> **EXCERPT PROVIDED**
_ _ _ _ _
Terms and Conditions of use

INTERPRETATI0N

(A) In these Conditions: -

“Buyer” means the person who accepts a quotation of the Seller for the sale of Goods or whose order for the Goods is accepted by the Seller.

“Goods” mean the goods (including any instalment of the goods or any parts for them) which the Seller is to supply in accordance with these Conditions.

“Seller” means Richardson Oil and Gas Limited (Trading as “ReSS”) Registered in Nigeria under the company registration number 666901.

“Conditions” mean the standard terms and conditions of sale set out in this document and (unless the context otherwise requires) includes any special terms and Conditions agreed in Writing between the Buyer and a Director of the Seller.

“Contract” means the contract for the purchase and sale of the Goods.

“Writing” includes telex, cable, facsimile transmission and comparable means of communication.

(B) Any reference in these Conditions to any provision of a statute shall be construed as a reference to that provision as amended, re-enacted or extended at the relevant time.

(C) The headings in these Conditions are for convenience only and shall not affect their interpretation.

BASIS OF THE SALE:

(A) No variation to these Conditions shall be binding unless agreed in Writing between the Buyer and a Director of the Seller.

(B) The Buyer acknowledges that it has not relied on, and waives any claim for breach of, any representations made by the Seller or its employees or agents.

(C) Any advice or recommendation given by the Seller or its employees or agents to the Buyer or its employees or agents as to the storage, application or use of the Goods is followed or acted upon entirely at the Buyer’s own risk.

(D) Any typographical, clerical, or other error or omission in any sales literature, quotation,acceptanceof order, invoice or other document issued by the Seller shall be subject to correction without any liability on the part of the Seller.

ORDERS AND SPECIFICATIONS:

(A) No order submitted by the Buyer shall be deemed to be accepted until confirmed in Writing by the Seller.

(B) The Buyer shall be responsible to the Seller for ensuring the accuracy of the terms of any order (including any applicable specification) submitted by the Buyer.

(C) The quantity, quality and description of any specification for the Goods shall be those set out in the Seller’s quotation or the Seller’s written order confirmation whichever is the latter, provided that all sizes and thickness of materials stipulated in said specification shall be approximate only.

(D) If the Goods are to be manufactured or any process is to be applied to the Goods by the Seller in accordance with a specification submitted by the Buyer, the Buyer shall indemnify the Seller against all loss, damages, costs and expenses awarded against or incurred by the Seller in connection with or paid or agreed to be paid by the Seller in settlement of any claim for infringement of any patent, copyright design, trademark or other industrial or intellectual property rights of any other person which result from the Seller’s use of the Buyer’s specification.

(E) No order which has been accepted by the Seller may be cancelled by the Buyer except with the agreement in Writing of the Seller and on terms that the Buyer shall indemnify the Seller in full against all loss (including loss of profit), costs (including the cost of all labour and materials used), damages, charges and expenses incurred by the Seller as a result of cancellation.

PRICE OF THE GOODS:

(A) The price of the Goods shall be the Seller’s quoted price.
_ _ _ _ _
> **TASKS AND EXERCISES**
(a) From the terms of sale above, reproduce the passage starting with "(C) The quantity, quality" and going on through "be approximate only.".
(b) Carry on the terms of sale from the point where they stop.

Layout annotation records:
_ _ _ _ _
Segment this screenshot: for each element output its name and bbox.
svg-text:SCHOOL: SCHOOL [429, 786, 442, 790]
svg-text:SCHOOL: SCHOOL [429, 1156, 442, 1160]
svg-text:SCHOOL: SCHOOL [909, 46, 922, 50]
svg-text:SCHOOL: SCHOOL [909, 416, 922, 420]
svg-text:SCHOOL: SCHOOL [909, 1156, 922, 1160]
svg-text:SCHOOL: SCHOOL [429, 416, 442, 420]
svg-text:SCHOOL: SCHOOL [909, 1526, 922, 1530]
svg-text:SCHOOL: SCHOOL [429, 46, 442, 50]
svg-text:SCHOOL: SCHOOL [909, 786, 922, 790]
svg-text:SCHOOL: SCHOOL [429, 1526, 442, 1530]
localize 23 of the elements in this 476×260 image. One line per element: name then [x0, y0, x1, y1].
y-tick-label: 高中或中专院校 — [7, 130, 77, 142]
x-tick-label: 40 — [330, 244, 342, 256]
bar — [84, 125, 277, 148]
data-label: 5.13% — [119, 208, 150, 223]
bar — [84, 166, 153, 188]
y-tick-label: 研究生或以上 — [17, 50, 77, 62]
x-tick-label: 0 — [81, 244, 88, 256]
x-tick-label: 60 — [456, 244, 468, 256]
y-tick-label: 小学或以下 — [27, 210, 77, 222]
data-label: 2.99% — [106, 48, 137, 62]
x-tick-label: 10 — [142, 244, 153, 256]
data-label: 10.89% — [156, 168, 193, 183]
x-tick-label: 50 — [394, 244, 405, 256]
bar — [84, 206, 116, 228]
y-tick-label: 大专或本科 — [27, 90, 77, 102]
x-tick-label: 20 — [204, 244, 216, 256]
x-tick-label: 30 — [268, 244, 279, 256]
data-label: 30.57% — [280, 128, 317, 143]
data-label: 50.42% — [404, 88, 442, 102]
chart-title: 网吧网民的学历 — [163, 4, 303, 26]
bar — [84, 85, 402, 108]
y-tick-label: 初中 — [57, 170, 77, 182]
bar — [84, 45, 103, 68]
_ _ _ _ _
> **RESPONSES BY TASK**
(a)
(C) The quantity, quality and description of any specification for the Goods shall be those set out in the Seller’s quotation or the Seller’s written order confirmation whichever is the latter, provided that all sizes and thickness of materials stipulated in said specification shall be approximate only.

(b)
(B) The Seller reserves the right, by giving notice to the Buyer at any time before delivery, to increase the price of the Goods to reflect any increase in the cost to the Seller which is due to any factor beyond the control of the Seller (such as, without limitation, any foreign exchange fluctuation, currency regulation, alteration of duties, significant increase in the costs of labour, materials or other costs of manufacture), any change in delivery dates, quantities or specifications for the Goods which is requested by the Buyer, or any delay caused by any instructions of the Buyer or failure of the Buyer to give the Seller adequate information or instructions.

The price is exclusive of any applicable current value added tax, which the Buyer shall be additionally liable to pay to the Seller.

PAYMENT:

(A) Payment must be made in advance. We accept all major debit/credit cards including MasterCard, Visa, Verve and Cash-on-Delivery.

EXPORT TERMS:

(A) In these Conditions ‘Incoterms’ means the international rules for interpretation of trade terms of the International Chamber of Commerce as in force at the date when the Contract is made. Unless the context otherwise requires, any term or expression which is defined in or given a particular meaning by the provisions of Incoterms shall have the same meaning in these Conditions, but if there is any conflict between the provisions of Incoterms and these Conditions, the latter shall prevail.

(B) Where the Goods are supplied for export from the United Kingdom, the provisions of this clause 9 shall (subject to any special terms agreed in Writing between the Buyer and the Seller) apply notwithstanding any other provision of these Conditions.

(C) The Buyer shall be responsible for complying with any legislation or regulations governing the importation of the Goods into the country of destination and for the payment of any duties thereon.

(D) Unless otherwise agreed in Writing between the Buyer and the Seller, the Goods shall be delivered F.O.B. to the air or sea port or shipment and the Seller shall be under no obligation to give notice under section 32(3) of the Sale of Goods Act (1979).

(E) The Buyer shall be responsible for arranging for testing and inspection of the Goods at the Seller’s premises before shipment. The Seller shall have no liability for any claim in respect of any defect in the Goods which would be apparent on inspection and which is made after shipment, or in respect of any damage during transit.

(F) Payment of all amounts due to the Seller shall be made by irrevocable letter of credit opened by the Buyer in favour of the Seller and confirmed by a bank acceptable to the Seller or, if the Seller has agreed in Writing on or before acceptance of the Buyer’s order to waive this requirement, by acceptance by the Buyer and delivery to the Seller of a bill of exchange drawn on the Buyer payable 30 days after sight to the order of the Seller at such branch of National Westminster Bank Plc in England as may be specified in the bill of exchange, or by another method as agreed in writing by a director of the Seller. Payments must be made in Sterling.

(G) The Buyer undertakes not to offer the Goods for resale in any country notified by the Seller to the Buyer at or before the time the Buyer’s order is placed, or to sell the Goods to any person if the Buyer knows or has reason to believe that that person intends to resell the Goods in any such country.

GENERAL:

(A) The Seller is a member of the group of companies whose holding company is Richardson Oil and Gas Limited, and accordingly the Seller may perform any of its obligations or exercise any of its rights hereunder by itself or through any other member of its group, provided that any act or omission of any such member shall be deemed to be the act or omission of the Seller.

(B) Any notice required or permitted to be given by either party to the other under these Conditions shall be in Writing addressed to that other party at its registered office or principal place of business or such other address as may at the relevant time have been notified pursuant to this provision to the party giving the notice.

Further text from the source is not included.